PROVIDED INFORMATION ::
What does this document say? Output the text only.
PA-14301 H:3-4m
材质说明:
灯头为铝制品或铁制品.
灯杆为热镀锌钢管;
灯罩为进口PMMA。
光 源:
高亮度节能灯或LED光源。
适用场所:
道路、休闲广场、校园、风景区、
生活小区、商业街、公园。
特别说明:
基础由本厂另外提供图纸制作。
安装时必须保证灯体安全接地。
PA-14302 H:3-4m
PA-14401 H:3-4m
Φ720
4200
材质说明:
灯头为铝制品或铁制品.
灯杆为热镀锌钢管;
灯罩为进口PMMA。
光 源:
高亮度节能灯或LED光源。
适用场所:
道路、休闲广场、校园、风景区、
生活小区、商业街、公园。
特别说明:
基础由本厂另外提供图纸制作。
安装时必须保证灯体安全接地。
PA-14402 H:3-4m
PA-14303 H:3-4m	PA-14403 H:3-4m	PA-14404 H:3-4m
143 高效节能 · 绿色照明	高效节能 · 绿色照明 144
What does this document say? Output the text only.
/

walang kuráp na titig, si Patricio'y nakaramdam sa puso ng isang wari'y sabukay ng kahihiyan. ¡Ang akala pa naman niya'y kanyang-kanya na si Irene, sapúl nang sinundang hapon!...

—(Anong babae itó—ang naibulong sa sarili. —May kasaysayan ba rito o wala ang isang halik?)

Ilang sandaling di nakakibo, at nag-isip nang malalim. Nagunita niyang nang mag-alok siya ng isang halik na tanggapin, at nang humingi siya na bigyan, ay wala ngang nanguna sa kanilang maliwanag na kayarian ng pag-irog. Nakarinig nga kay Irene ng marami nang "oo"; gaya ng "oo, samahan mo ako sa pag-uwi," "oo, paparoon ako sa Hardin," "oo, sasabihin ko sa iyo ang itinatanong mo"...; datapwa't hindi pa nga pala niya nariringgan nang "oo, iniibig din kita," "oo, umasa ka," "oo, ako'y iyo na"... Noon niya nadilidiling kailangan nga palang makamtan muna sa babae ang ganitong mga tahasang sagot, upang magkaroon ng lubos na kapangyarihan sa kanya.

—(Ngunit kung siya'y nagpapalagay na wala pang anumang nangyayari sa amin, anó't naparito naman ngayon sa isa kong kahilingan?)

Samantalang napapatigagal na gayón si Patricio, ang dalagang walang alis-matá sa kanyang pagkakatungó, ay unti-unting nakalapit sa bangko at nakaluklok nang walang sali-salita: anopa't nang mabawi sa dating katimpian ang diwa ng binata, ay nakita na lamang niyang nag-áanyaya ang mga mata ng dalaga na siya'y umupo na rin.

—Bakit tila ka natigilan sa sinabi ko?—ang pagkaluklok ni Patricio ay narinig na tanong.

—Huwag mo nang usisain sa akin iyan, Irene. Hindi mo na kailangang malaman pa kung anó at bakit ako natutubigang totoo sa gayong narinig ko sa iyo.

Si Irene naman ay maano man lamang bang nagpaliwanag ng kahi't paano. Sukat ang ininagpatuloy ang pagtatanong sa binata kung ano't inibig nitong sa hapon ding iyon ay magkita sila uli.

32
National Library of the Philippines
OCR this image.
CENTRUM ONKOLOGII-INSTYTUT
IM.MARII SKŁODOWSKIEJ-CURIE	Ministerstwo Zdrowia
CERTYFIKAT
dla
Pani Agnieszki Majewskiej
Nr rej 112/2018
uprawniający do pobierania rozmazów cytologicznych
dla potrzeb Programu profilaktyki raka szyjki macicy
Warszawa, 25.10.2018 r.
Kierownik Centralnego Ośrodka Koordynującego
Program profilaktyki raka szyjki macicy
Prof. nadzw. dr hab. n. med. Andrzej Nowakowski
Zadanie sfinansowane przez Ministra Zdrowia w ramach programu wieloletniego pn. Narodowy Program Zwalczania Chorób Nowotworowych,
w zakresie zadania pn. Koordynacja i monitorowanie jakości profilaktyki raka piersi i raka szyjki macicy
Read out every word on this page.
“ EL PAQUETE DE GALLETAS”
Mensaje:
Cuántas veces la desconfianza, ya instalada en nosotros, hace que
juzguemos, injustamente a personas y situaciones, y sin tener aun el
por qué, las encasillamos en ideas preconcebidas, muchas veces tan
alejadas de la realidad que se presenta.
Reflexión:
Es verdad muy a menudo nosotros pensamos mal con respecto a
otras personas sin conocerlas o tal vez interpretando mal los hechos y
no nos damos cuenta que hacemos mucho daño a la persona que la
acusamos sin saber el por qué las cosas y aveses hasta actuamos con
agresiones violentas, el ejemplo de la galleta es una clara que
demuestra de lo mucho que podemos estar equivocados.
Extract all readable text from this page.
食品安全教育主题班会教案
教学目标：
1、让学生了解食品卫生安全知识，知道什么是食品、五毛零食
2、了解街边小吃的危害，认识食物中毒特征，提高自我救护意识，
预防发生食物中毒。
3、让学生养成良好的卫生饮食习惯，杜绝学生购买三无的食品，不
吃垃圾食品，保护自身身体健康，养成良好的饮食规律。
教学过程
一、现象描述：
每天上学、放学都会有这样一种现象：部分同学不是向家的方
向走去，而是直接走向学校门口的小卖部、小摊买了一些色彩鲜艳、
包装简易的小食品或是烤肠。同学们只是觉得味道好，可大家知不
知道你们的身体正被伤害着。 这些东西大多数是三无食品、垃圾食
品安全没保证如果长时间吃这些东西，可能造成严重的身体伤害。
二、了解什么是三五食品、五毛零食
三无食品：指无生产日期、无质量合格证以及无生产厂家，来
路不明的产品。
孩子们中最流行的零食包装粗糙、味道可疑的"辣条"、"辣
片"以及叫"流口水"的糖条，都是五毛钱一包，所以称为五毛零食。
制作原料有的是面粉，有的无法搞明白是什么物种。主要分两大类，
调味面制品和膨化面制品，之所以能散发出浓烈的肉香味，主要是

DIRECTION ::
Go through the data and gather every line that holds "personas".

FINAL RESULT ::
juzguemos, injustamente a personas y situaciones, y sin tener aun el
otras personas sin conocerlas o tal vez interpretando mal los hechos y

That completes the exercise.